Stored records
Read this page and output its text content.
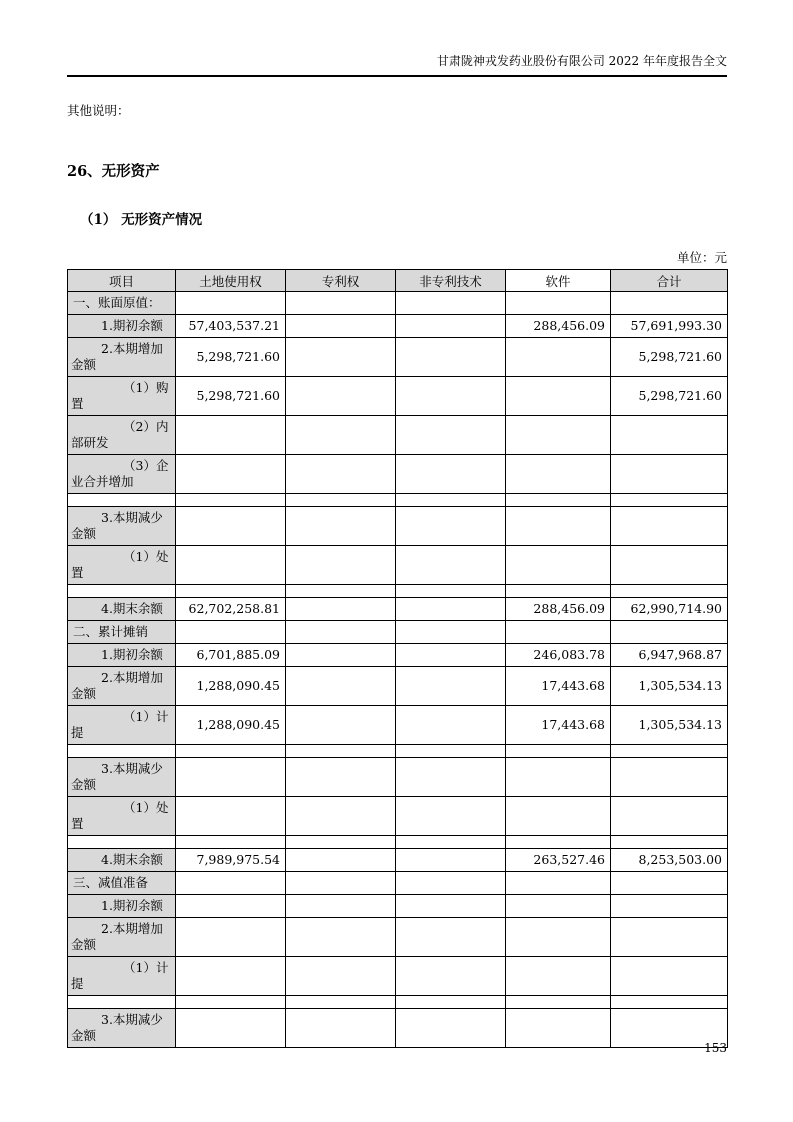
甘肃陇神戎发药业股份有限公司 2022 年年度报告全文

其他说明：

26、无形资产
（1） 无形资产情况
单位：元
项目	土地使用权	专利权	非专利技术	软件	合计
一、账面原值：					
1.期初余额	57,403,537.21			288,456.09	57,691,993.30
2.本期增加金额	5,298,721.60				5,298,721.60
（1）购置	5,298,721.60				5,298,721.60
（2）内部研发					
（3）企业合并增加					

3.本期减少金额					
（1）处置					

4.期末余额	62,702,258.81			288,456.09	62,990,714.90
二、累计摊销					
1.期初余额	6,701,885.09			246,083.78	6,947,968.87
2.本期增加金额	1,288,090.45			17,443.68	1,305,534.13
（1）计提	1,288,090.45			17,443.68	1,305,534.13

3.本期减少金额					
（1）处置					

4.期末余额	7,989,975.54			263,527.46	8,253,503.00
三、减值准备					
1.期初余额					
2.本期增加金额					
（1）计提					

3.本期减少金额					
153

* **Short task**: Copy each line from the data above that includes "本期增加金额".

* **Response to this exercise**:
2.本期增加金额	5,298,721.60				5,298,721.60
2.本期增加金额	1,288,090.45			17,443.68	1,305,534.13
2.本期增加金额					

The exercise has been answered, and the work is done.